[A block of data]
#####
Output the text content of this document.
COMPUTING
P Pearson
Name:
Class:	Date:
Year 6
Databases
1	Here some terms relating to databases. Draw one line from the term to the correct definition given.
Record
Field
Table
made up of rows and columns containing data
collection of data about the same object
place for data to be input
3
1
#####
Exercise goal: Faithfully transcribe the whole of the data.

Exercise response:
Output the text content of this document.
COMPUTING
P Pearson
Name:
Class:	Date:
Year 6
Databases
1	Here some terms relating to databases. Draw one line from the term to the correct definition given.
Record
Field
Table
made up of rows and columns containing data
collection of data about the same object
place for data to be input
3
1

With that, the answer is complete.